WHAT IS ASKED
Output the material below in full, exactly as it is.

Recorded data
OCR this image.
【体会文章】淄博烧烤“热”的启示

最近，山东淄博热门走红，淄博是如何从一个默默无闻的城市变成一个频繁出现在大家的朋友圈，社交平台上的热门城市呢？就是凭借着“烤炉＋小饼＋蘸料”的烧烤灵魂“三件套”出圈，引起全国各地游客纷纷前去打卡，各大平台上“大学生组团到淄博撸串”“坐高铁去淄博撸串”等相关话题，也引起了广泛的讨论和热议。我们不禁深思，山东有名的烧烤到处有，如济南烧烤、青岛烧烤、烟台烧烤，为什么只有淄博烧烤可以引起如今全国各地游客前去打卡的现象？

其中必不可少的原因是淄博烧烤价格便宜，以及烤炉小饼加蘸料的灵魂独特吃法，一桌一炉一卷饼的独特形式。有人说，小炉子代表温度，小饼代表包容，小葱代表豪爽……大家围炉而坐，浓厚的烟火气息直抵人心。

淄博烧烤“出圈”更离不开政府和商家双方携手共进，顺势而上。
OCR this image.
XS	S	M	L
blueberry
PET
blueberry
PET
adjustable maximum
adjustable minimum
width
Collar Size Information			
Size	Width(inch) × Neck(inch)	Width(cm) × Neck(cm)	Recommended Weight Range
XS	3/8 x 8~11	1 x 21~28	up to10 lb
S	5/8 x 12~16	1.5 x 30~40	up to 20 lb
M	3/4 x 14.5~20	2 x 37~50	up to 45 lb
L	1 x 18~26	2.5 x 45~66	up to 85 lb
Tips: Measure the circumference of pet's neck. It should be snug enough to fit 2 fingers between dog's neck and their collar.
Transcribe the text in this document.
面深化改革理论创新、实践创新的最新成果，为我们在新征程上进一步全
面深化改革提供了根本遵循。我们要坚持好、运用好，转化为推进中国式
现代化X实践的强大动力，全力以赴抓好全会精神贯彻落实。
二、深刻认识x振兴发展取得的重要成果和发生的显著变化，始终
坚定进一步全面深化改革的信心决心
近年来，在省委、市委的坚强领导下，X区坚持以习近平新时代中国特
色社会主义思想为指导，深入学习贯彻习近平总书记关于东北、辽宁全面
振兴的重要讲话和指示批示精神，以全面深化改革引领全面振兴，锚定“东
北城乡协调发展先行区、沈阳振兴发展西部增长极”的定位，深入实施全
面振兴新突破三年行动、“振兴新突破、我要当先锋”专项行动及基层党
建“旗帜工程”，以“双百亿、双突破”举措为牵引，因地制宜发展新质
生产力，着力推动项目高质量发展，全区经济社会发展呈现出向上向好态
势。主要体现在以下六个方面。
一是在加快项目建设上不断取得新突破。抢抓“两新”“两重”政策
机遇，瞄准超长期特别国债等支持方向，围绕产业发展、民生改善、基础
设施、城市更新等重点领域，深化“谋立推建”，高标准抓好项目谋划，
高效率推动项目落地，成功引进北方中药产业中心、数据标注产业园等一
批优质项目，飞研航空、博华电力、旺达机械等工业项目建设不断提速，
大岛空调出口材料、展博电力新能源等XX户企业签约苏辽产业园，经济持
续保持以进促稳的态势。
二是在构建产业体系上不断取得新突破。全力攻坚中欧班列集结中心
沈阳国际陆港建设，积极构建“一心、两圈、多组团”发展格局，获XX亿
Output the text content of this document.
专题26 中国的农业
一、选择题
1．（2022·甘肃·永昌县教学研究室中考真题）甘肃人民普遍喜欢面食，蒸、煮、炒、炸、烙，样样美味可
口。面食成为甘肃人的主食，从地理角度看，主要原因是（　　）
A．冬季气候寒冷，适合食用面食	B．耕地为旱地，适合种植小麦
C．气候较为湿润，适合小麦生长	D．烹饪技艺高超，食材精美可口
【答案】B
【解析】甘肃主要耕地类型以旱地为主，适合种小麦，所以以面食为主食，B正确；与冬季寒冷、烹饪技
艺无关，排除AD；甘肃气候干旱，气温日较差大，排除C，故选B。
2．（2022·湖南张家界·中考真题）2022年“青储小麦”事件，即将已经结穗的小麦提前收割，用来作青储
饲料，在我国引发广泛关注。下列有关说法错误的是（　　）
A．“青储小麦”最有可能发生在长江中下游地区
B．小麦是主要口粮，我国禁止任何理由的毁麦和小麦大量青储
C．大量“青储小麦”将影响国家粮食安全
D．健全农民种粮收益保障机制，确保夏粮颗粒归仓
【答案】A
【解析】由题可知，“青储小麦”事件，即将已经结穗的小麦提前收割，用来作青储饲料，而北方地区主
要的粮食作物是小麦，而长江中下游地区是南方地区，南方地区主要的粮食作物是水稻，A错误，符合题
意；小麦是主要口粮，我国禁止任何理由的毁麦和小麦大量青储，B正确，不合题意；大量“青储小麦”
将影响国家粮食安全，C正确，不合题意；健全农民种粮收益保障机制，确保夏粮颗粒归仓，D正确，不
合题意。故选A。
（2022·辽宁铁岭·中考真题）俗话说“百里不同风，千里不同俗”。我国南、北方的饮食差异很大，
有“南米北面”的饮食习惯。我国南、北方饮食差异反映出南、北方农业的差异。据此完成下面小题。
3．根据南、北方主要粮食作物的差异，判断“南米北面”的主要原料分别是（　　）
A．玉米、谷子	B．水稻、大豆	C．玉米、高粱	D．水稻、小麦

REPLY TO THE TASK
OCR this image.
【体会文章】淄博烧烤“热”的启示

最近，山东淄博热门走红，淄博是如何从一个默默无闻的城市变成一个频繁出现在大家的朋友圈，社交平台上的热门城市呢？就是凭借着“烤炉＋小饼＋蘸料”的烧烤灵魂“三件套”出圈，引起全国各地游客纷纷前去打卡，各大平台上“大学生组团到淄博撸串”“坐高铁去淄博撸串”等相关话题，也引起了广泛的讨论和热议。我们不禁深思，山东有名的烧烤到处有，如济南烧烤、青岛烧烤、烟台烧烤，为什么只有淄博烧烤可以引起如今全国各地游客前去打卡的现象？

其中必不可少的原因是淄博烧烤价格便宜，以及烤炉小饼加蘸料的灵魂独特吃法，一桌一炉一卷饼的独特形式。有人说，小炉子代表温度，小饼代表包容，小葱代表豪爽……大家围炉而坐，浓厚的烟火气息直抵人心。

淄博烧烤“出圈”更离不开政府和商家双方携手共进，顺势而上。
OCR this image.
XS	S	M	L
blueberry
PET
blueberry
PET
adjustable maximum
adjustable minimum
width
Collar Size Information			
Size	Width(inch) × Neck(inch)	Width(cm) × Neck(cm)	Recommended Weight Range
XS	3/8 x 8~11	1 x 21~28	up to10 lb
S	5/8 x 12~16	1.5 x 30~40	up to 20 lb
M	3/4 x 14.5~20	2 x 37~50	up to 45 lb
L	1 x 18~26	2.5 x 45~66	up to 85 lb
Tips: Measure the circumference of pet's neck. It should be snug enough to fit 2 fingers between dog's neck and their collar.
Transcribe the text in this document.
面深化改革理论创新、实践创新的最新成果，为我们在新征程上进一步全
面深化改革提供了根本遵循。我们要坚持好、运用好，转化为推进中国式
现代化X实践的强大动力，全力以赴抓好全会精神贯彻落实。
二、深刻认识x振兴发展取得的重要成果和发生的显著变化，始终
坚定进一步全面深化改革的信心决心
近年来，在省委、市委的坚强领导下，X区坚持以习近平新时代中国特
色社会主义思想为指导，深入学习贯彻习近平总书记关于东北、辽宁全面
振兴的重要讲话和指示批示精神，以全面深化改革引领全面振兴，锚定“东
北城乡协调发展先行区、沈阳振兴发展西部增长极”的定位，深入实施全
面振兴新突破三年行动、“振兴新突破、我要当先锋”专项行动及基层党
建“旗帜工程”，以“双百亿、双突破”举措为牵引，因地制宜发展新质
生产力，着力推动项目高质量发展，全区经济社会发展呈现出向上向好态
势。主要体现在以下六个方面。
一是在加快项目建设上不断取得新突破。抢抓“两新”“两重”政策
机遇，瞄准超长期特别国债等支持方向，围绕产业发展、民生改善、基础
设施、城市更新等重点领域，深化“谋立推建”，高标准抓好项目谋划，
高效率推动项目落地，成功引进北方中药产业中心、数据标注产业园等一
批优质项目，飞研航空、博华电力、旺达机械等工业项目建设不断提速，
大岛空调出口材料、展博电力新能源等XX户企业签约苏辽产业园，经济持
续保持以进促稳的态势。
二是在构建产业体系上不断取得新突破。全力攻坚中欧班列集结中心
沈阳国际陆港建设，积极构建“一心、两圈、多组团”发展格局，获XX亿
Output the text content of this document.
专题26 中国的农业
一、选择题
1．（2022·甘肃·永昌县教学研究室中考真题）甘肃人民普遍喜欢面食，蒸、煮、炒、炸、烙，样样美味可
口。面食成为甘肃人的主食，从地理角度看，主要原因是（　　）
A．冬季气候寒冷，适合食用面食	B．耕地为旱地，适合种植小麦
C．气候较为湿润，适合小麦生长	D．烹饪技艺高超，食材精美可口
【答案】B
【解析】甘肃主要耕地类型以旱地为主，适合种小麦，所以以面食为主食，B正确；与冬季寒冷、烹饪技
艺无关，排除AD；甘肃气候干旱，气温日较差大，排除C，故选B。
2．（2022·湖南张家界·中考真题）2022年“青储小麦”事件，即将已经结穗的小麦提前收割，用来作青储
饲料，在我国引发广泛关注。下列有关说法错误的是（　　）
A．“青储小麦”最有可能发生在长江中下游地区
B．小麦是主要口粮，我国禁止任何理由的毁麦和小麦大量青储
C．大量“青储小麦”将影响国家粮食安全
D．健全农民种粮收益保障机制，确保夏粮颗粒归仓
【答案】A
【解析】由题可知，“青储小麦”事件，即将已经结穗的小麦提前收割，用来作青储饲料，而北方地区主
要的粮食作物是小麦，而长江中下游地区是南方地区，南方地区主要的粮食作物是水稻，A错误，符合题
意；小麦是主要口粮，我国禁止任何理由的毁麦和小麦大量青储，B正确，不合题意；大量“青储小麦”
将影响国家粮食安全，C正确，不合题意；健全农民种粮收益保障机制，确保夏粮颗粒归仓，D正确，不
合题意。故选A。
（2022·辽宁铁岭·中考真题）俗话说“百里不同风，千里不同俗”。我国南、北方的饮食差异很大，
有“南米北面”的饮食习惯。我国南、北方饮食差异反映出南、北方农业的差异。据此完成下面小题。
3．根据南、北方主要粮食作物的差异，判断“南米北面”的主要原料分别是（　　）
A．玉米、谷子	B．水稻、大豆	C．玉米、高粱	D．水稻、小麦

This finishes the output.